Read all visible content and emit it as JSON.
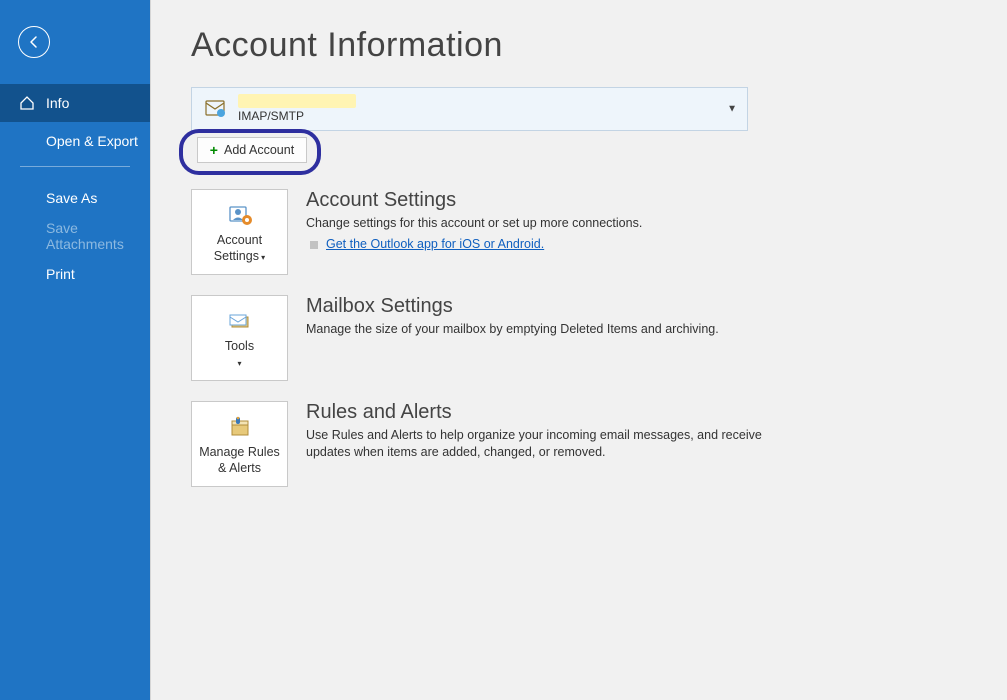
{
  "header": {
    "title": "Account Information"
  },
  "sidebar": {
    "items": [
      {
        "label": "Info"
      },
      {
        "label": "Open & Export"
      },
      {
        "label": "Save As"
      },
      {
        "label": "Save Attachments"
      },
      {
        "label": "Print"
      }
    ]
  },
  "account": {
    "type": "IMAP/SMTP",
    "add_label": "Add Account"
  },
  "sections": {
    "settings": {
      "button_line1": "Account",
      "button_line2": "Settings",
      "title": "Account Settings",
      "desc": "Change settings for this account or set up more connections.",
      "link": "Get the Outlook app for iOS or Android."
    },
    "mailbox": {
      "button_line1": "Tools",
      "title": "Mailbox Settings",
      "desc": "Manage the size of your mailbox by emptying Deleted Items and archiving."
    },
    "rules": {
      "button_line1": "Manage Rules",
      "button_line2": "& Alerts",
      "title": "Rules and Alerts",
      "desc": "Use Rules and Alerts to help organize your incoming email messages, and receive updates when items are added, changed, or removed."
    }
  }
}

───

## Goal:
For this exercise, gather every line of the data that contains the word "Manage".

## Answer in full:
      "desc": "Manage the size of your mailbox by emptying Deleted Items and archiving."
      "button_line1": "Manage Rules",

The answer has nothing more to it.